[Items from a figure collection]

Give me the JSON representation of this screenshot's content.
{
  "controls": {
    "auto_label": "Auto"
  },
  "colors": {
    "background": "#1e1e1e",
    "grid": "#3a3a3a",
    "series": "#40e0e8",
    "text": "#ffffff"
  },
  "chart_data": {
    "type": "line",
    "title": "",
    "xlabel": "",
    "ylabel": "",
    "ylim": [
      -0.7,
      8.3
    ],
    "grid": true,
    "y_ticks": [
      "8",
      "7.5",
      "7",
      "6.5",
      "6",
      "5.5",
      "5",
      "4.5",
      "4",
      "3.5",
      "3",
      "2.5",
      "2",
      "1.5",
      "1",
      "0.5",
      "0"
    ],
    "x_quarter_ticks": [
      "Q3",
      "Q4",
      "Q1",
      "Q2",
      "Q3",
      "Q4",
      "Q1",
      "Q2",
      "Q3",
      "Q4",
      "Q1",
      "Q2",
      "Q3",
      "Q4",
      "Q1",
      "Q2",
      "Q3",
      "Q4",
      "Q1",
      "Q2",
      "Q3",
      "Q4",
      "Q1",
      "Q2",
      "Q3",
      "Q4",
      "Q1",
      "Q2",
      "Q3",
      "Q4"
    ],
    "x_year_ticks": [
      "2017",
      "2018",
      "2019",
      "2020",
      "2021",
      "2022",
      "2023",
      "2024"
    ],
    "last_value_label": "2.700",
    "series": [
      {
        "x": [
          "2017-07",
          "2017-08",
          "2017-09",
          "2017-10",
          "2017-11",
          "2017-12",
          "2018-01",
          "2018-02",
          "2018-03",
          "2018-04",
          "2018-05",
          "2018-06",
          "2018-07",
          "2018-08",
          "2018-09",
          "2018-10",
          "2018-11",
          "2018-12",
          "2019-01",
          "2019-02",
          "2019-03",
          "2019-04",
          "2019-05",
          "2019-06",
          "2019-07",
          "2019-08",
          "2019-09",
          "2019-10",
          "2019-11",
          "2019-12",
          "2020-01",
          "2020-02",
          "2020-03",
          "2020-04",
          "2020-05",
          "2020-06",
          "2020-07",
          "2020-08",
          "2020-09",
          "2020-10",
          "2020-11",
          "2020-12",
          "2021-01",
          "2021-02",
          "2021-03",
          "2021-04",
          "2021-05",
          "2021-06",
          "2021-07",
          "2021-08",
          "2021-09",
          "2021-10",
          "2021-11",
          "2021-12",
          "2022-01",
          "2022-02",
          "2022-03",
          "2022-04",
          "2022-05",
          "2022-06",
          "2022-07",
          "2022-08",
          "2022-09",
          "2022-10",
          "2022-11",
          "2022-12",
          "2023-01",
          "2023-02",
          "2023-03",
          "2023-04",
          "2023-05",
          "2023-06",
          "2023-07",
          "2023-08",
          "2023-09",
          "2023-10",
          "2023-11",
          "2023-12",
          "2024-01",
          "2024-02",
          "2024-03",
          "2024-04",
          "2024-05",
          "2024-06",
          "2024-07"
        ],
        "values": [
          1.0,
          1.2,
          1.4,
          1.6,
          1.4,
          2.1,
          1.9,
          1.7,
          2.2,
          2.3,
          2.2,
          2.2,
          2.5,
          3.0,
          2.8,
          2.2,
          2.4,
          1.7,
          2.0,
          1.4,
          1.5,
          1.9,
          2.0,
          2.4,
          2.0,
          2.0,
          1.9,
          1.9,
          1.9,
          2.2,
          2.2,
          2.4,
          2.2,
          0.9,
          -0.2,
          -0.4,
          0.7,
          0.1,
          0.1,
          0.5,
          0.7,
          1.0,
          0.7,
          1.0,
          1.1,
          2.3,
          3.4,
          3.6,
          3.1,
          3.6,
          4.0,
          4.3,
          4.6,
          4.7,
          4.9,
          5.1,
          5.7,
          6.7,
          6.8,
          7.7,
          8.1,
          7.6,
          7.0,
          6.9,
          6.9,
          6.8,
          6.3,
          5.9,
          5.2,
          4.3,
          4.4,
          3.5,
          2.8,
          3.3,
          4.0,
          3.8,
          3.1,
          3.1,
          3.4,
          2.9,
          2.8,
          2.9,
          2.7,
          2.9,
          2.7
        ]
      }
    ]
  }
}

● **DO THIS**: Output every line above without altering anything.

● **WRITTEN RESPONSE**:
Give me the JSON representation of this screenshot's content.
{
  "controls": {
    "auto_label": "Auto"
  },
  "colors": {
    "background": "#1e1e1e",
    "grid": "#3a3a3a",
    "series": "#40e0e8",
    "text": "#ffffff"
  },
  "chart_data": {
    "type": "line",
    "title": "",
    "xlabel": "",
    "ylabel": "",
    "ylim": [
      -0.7,
      8.3
    ],
    "grid": true,
    "y_ticks": [
      "8",
      "7.5",
      "7",
      "6.5",
      "6",
      "5.5",
      "5",
      "4.5",
      "4",
      "3.5",
      "3",
      "2.5",
      "2",
      "1.5",
      "1",
      "0.5",
      "0"
    ],
    "x_quarter_ticks": [
      "Q3",
      "Q4",
      "Q1",
      "Q2",
      "Q3",
      "Q4",
      "Q1",
      "Q2",
      "Q3",
      "Q4",
      "Q1",
      "Q2",
      "Q3",
      "Q4",
      "Q1",
      "Q2",
      "Q3",
      "Q4",
      "Q1",
      "Q2",
      "Q3",
      "Q4",
      "Q1",
      "Q2",
      "Q3",
      "Q4",
      "Q1",
      "Q2",
      "Q3",
      "Q4"
    ],
    "x_year_ticks": [
      "2017",
      "2018",
      "2019",
      "2020",
      "2021",
      "2022",
      "2023",
      "2024"
    ],
    "last_value_label": "2.700",
    "series": [
      {
        "x": [
          "2017-07",
          "2017-08",
          "2017-09",
          "2017-10",
          "2017-11",
          "2017-12",
          "2018-01",
          "2018-02",
          "2018-03",
          "2018-04",
          "2018-05",
          "2018-06",
          "2018-07",
          "2018-08",
          "2018-09",
          "2018-10",
          "2018-11",
          "2018-12",
          "2019-01",
          "2019-02",
          "2019-03",
          "2019-04",
          "2019-05",
          "2019-06",
          "2019-07",
          "2019-08",
          "2019-09",
          "2019-10",
          "2019-11",
          "2019-12",
          "2020-01",
          "2020-02",
          "2020-03",
          "2020-04",
          "2020-05",
          "2020-06",
          "2020-07",
          "2020-08",
          "2020-09",
          "2020-10",
          "2020-11",
          "2020-12",
          "2021-01",
          "2021-02",
          "2021-03",
          "2021-04",
          "2021-05",
          "2021-06",
          "2021-07",
          "2021-08",
          "2021-09",
          "2021-10",
          "2021-11",
          "2021-12",
          "2022-01",
          "2022-02",
          "2022-03",
          "2022-04",
          "2022-05",
          "2022-06",
          "2022-07",
          "2022-08",
          "2022-09",
          "2022-10",
          "2022-11",
          "2022-12",
          "2023-01",
          "2023-02",
          "2023-03",
          "2023-04",
          "2023-05",
          "2023-06",
          "2023-07",
          "2023-08",
          "2023-09",
          "2023-10",
          "2023-11",
          "2023-12",
          "2024-01",
          "2024-02",
          "2024-03",
          "2024-04",
          "2024-05",
          "2024-06",
          "2024-07"
        ],
        "values": [
          1.0,
          1.2,
          1.4,
          1.6,
          1.4,
          2.1,
          1.9,
          1.7,
          2.2,
          2.3,
          2.2,
          2.2,
          2.5,
          3.0,
          2.8,
          2.2,
          2.4,
          1.7,
          2.0,
          1.4,
          1.5,
          1.9,
          2.0,
          2.4,
          2.0,
          2.0,
          1.9,
          1.9,
          1.9,
          2.2,
          2.2,
          2.4,
          2.2,
          0.9,
          -0.2,
          -0.4,
          0.7,
          0.1,
          0.1,
          0.5,
          0.7,
          1.0,
          0.7,
          1.0,
          1.1,
          2.3,
          3.4,
          3.6,
          3.1,
          3.6,
          4.0,
          4.3,
          4.6,
          4.7,
          4.9,
          5.1,
          5.7,
          6.7,
          6.8,
          7.7,
          8.1,
          7.6,
          7.0,
          6.9,
          6.9,
          6.8,
          6.3,
          5.9,
          5.2,
          4.3,
          4.4,
          3.5,
          2.8,
          3.3,
          4.0,
          3.8,
          3.1,
          3.1,
          3.4,
          2.9,
          2.8,
          2.9,
          2.7,
          2.9,
          2.7
        ]
      }
    ]
  }
}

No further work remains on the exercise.